_Work to be completed_
Take every line containing "Hasta" out of the records.
---*---
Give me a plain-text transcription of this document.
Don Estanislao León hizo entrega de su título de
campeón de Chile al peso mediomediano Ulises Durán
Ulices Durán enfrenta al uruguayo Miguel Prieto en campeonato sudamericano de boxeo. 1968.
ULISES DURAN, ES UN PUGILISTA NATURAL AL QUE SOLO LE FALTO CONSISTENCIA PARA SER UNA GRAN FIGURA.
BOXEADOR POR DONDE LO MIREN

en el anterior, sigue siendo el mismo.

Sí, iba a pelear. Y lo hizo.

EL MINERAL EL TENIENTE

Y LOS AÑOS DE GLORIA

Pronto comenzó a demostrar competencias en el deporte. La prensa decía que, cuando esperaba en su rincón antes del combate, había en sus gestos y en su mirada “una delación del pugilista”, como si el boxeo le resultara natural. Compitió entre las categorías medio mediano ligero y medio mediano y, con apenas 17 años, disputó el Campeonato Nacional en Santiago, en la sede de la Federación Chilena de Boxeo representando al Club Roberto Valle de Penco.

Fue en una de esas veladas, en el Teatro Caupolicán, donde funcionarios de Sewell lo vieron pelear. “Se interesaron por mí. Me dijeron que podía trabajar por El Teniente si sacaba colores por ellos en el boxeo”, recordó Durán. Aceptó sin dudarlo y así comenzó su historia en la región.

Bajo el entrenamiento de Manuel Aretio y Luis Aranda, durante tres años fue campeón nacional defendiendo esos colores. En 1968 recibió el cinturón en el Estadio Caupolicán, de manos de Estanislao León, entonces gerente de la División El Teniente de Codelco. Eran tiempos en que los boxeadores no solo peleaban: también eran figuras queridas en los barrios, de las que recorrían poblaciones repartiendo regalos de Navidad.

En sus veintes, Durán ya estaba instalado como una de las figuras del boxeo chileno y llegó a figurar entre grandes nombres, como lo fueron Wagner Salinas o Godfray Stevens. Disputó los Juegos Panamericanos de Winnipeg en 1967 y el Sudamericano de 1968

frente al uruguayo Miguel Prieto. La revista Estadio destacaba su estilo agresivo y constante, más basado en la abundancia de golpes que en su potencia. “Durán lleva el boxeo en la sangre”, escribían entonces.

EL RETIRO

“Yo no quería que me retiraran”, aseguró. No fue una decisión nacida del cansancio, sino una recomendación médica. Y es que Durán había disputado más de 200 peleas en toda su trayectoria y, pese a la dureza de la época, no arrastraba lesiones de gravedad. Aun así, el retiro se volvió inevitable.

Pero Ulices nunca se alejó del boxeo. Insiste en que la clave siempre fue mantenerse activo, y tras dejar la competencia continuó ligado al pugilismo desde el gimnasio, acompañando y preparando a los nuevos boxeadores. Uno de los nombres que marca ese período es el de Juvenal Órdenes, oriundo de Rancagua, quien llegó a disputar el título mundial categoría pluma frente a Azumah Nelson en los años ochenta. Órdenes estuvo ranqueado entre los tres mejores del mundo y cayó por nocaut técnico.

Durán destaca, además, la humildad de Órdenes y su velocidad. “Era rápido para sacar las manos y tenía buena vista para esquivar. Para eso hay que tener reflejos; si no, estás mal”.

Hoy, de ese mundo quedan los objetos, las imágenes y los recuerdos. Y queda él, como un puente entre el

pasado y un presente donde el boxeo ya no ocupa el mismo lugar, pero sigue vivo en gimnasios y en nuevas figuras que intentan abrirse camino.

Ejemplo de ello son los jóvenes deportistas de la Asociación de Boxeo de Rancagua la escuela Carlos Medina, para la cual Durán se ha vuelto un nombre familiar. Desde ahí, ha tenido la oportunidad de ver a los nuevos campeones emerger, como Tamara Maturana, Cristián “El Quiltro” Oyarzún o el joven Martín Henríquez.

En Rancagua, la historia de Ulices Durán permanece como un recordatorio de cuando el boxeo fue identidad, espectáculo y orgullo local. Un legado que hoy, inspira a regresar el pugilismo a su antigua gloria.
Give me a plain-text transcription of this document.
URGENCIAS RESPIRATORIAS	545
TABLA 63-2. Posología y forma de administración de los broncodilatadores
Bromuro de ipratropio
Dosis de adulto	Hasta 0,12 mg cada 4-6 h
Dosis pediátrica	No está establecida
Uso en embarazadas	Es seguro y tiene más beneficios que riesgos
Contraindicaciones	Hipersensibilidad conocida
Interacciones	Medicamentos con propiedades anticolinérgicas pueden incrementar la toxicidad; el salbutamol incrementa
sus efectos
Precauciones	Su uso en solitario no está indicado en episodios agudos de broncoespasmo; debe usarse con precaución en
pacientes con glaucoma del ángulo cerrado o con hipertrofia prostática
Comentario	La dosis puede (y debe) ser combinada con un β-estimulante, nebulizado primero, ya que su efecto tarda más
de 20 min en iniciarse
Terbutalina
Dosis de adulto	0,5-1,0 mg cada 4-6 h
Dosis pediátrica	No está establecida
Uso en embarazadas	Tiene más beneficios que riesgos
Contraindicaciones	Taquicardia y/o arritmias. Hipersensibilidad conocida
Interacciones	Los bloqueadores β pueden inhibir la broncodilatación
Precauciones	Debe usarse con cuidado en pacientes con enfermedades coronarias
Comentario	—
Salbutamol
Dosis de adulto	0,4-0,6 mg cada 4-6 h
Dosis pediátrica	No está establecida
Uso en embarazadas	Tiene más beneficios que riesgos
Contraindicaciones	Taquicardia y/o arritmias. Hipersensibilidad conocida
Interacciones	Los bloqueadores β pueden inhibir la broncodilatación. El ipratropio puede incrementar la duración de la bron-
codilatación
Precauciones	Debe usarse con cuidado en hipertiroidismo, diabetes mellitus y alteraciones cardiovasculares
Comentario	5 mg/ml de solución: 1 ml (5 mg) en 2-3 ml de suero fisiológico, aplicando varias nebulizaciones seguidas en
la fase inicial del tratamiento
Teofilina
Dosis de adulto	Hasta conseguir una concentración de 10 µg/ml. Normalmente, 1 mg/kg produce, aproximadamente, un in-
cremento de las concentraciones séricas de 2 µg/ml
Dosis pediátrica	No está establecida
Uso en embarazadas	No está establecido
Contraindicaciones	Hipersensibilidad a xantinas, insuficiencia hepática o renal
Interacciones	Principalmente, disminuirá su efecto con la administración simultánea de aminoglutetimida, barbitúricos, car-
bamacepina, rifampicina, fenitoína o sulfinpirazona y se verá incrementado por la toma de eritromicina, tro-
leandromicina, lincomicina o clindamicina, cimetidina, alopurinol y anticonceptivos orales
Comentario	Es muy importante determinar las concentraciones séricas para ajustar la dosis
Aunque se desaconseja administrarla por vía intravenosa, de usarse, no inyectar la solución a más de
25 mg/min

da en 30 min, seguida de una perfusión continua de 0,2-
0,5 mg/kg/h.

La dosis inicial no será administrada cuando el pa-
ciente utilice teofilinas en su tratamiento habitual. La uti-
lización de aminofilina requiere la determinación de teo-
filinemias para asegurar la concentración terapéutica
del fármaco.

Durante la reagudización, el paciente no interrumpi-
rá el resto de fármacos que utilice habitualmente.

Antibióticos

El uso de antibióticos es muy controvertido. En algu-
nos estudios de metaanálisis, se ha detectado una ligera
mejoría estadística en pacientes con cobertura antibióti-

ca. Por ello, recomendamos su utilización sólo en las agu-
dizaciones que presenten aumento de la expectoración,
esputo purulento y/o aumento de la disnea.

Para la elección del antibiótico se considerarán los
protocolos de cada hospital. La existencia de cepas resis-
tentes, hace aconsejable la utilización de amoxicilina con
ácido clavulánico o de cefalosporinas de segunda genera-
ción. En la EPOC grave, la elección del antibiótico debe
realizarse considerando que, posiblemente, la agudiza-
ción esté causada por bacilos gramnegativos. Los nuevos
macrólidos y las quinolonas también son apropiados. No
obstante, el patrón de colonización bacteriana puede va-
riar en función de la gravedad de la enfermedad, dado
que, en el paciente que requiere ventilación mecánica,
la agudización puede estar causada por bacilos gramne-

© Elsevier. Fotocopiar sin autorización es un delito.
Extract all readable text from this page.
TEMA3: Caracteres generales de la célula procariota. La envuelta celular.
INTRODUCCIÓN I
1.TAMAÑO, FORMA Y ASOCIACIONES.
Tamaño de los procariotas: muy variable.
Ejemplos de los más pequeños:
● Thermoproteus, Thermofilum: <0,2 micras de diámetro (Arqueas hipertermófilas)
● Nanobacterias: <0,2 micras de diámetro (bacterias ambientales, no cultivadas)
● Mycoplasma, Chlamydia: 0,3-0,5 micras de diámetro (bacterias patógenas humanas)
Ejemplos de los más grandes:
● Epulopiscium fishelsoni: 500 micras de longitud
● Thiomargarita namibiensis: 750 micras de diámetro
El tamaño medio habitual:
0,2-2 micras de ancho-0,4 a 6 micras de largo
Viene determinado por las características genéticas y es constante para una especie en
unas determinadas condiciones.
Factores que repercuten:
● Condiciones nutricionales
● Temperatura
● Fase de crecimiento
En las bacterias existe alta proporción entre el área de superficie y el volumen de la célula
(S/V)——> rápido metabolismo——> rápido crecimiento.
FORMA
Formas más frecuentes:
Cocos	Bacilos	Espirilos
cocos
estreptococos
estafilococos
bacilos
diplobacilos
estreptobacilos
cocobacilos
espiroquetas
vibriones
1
---*---
_Response box_
Dosis de adulto	Hasta 0,12 mg cada 4-6 h
Dosis de adulto	Hasta conseguir una concentración de 10 µg/ml. Normalmente, 1 mg/kg produce, aproximadamente, un in-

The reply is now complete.